What to do —
Can you print every record below exactly as written?

══ Task input

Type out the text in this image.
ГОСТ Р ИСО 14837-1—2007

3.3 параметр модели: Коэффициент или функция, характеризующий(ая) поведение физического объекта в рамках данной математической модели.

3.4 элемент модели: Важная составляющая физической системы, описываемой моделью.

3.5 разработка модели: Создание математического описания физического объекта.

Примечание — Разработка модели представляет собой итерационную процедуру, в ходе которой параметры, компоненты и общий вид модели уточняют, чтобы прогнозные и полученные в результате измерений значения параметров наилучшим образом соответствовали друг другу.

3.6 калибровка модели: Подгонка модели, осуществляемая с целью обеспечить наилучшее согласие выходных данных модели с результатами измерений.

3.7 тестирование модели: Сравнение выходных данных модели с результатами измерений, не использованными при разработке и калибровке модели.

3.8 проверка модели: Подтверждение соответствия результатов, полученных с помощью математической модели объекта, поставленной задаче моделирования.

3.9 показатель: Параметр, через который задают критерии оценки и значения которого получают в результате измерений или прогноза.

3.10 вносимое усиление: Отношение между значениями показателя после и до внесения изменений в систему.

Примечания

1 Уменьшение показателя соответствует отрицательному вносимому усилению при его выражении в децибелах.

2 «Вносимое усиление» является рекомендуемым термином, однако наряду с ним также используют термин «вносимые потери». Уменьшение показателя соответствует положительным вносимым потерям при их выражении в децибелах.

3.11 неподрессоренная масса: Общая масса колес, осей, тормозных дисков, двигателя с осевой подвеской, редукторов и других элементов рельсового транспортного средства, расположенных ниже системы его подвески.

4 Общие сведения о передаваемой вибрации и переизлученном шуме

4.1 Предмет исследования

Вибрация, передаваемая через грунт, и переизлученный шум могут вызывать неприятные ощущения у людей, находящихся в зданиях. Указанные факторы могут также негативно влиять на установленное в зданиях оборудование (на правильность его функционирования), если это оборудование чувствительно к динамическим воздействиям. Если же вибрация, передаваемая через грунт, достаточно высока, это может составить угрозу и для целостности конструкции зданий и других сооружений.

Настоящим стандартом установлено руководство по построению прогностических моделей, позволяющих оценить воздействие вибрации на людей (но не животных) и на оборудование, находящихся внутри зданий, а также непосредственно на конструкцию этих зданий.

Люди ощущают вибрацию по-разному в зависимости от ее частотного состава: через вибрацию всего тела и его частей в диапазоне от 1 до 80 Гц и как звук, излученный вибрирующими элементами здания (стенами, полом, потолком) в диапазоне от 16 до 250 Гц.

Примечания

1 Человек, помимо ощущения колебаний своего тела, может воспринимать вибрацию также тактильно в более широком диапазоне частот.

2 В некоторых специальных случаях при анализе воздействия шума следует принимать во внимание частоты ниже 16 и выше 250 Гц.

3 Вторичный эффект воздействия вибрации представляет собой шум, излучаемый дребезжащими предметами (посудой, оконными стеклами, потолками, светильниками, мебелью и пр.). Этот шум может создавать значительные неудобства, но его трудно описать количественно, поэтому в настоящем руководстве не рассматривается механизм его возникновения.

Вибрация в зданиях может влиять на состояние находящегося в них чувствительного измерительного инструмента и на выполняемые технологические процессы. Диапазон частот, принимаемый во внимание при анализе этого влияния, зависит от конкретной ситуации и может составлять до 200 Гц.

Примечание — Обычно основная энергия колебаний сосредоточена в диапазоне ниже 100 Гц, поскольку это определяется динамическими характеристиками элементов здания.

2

════

Answer below —
Type out the text in this image.
ГОСТ Р ИСО 14837-1—2007

3.3 параметр модели: Коэффициент или функция, характеризующий(ая) поведение физического объекта в рамках данной математической модели.

3.4 элемент модели: Важная составляющая физической системы, описываемой моделью.

3.5 разработка модели: Создание математического описания физического объекта.

Примечание — Разработка модели представляет собой итерационную процедуру, в ходе которой параметры, компоненты и общий вид модели уточняют, чтобы прогнозные и полученные в результате измерений значения параметров наилучшим образом соответствовали друг другу.

3.6 калибровка модели: Подгонка модели, осуществляемая с целью обеспечить наилучшее согласие выходных данных модели с результатами измерений.

3.7 тестирование модели: Сравнение выходных данных модели с результатами измерений, не использованными при разработке и калибровке модели.

3.8 проверка модели: Подтверждение соответствия результатов, полученных с помощью математической модели объекта, поставленной задаче моделирования.

3.9 показатель: Параметр, через который задают критерии оценки и значения которого получают в результате измерений или прогноза.

3.10 вносимое усиление: Отношение между значениями показателя после и до внесения изменений в систему.

Примечания

1 Уменьшение показателя соответствует отрицательному вносимому усилению при его выражении в децибелах.

2 «Вносимое усиление» является рекомендуемым термином, однако наряду с ним также используют термин «вносимые потери». Уменьшение показателя соответствует положительным вносимым потерям при их выражении в децибелах.

3.11 неподрессоренная масса: Общая масса колес, осей, тормозных дисков, двигателя с осевой подвеской, редукторов и других элементов рельсового транспортного средства, расположенных ниже системы его подвески.

4 Общие сведения о передаваемой вибрации и переизлученном шуме

4.1 Предмет исследования

Вибрация, передаваемая через грунт, и переизлученный шум могут вызывать неприятные ощущения у людей, находящихся в зданиях. Указанные факторы могут также негативно влиять на установленное в зданиях оборудование (на правильность его функционирования), если это оборудование чувствительно к динамическим воздействиям. Если же вибрация, передаваемая через грунт, достаточно высока, это может составить угрозу и для целостности конструкции зданий и других сооружений.

Настоящим стандартом установлено руководство по построению прогностических моделей, позволяющих оценить воздействие вибрации на людей (но не животных) и на оборудование, находящихся внутри зданий, а также непосредственно на конструкцию этих зданий.

Люди ощущают вибрацию по-разному в зависимости от ее частотного состава: через вибрацию всего тела и его частей в диапазоне от 1 до 80 Гц и как звук, излученный вибрирующими элементами здания (стенами, полом, потолком) в диапазоне от 16 до 250 Гц.

Примечания

1 Человек, помимо ощущения колебаний своего тела, может воспринимать вибрацию также тактильно в более широком диапазоне частот.

2 В некоторых специальных случаях при анализе воздействия шума следует принимать во внимание частоты ниже 16 и выше 250 Гц.

3 Вторичный эффект воздействия вибрации представляет собой шум, излучаемый дребезжащими предметами (посудой, оконными стеклами, потолками, светильниками, мебелью и пр.). Этот шум может создавать значительные неудобства, но его трудно описать количественно, поэтому в настоящем руководстве не рассматривается механизм его возникновения.

Вибрация в зданиях может влиять на состояние находящегося в них чувствительного измерительного инструмента и на выполняемые технологические процессы. Диапазон частот, принимаемый во внимание при анализе этого влияния, зависит от конкретной ситуации и может составлять до 200 Гц.

Примечание — Обычно основная энергия колебаний сосредоточена в диапазоне ниже 100 Гц, поскольку это определяется динамическими характеристиками элементов здания.

2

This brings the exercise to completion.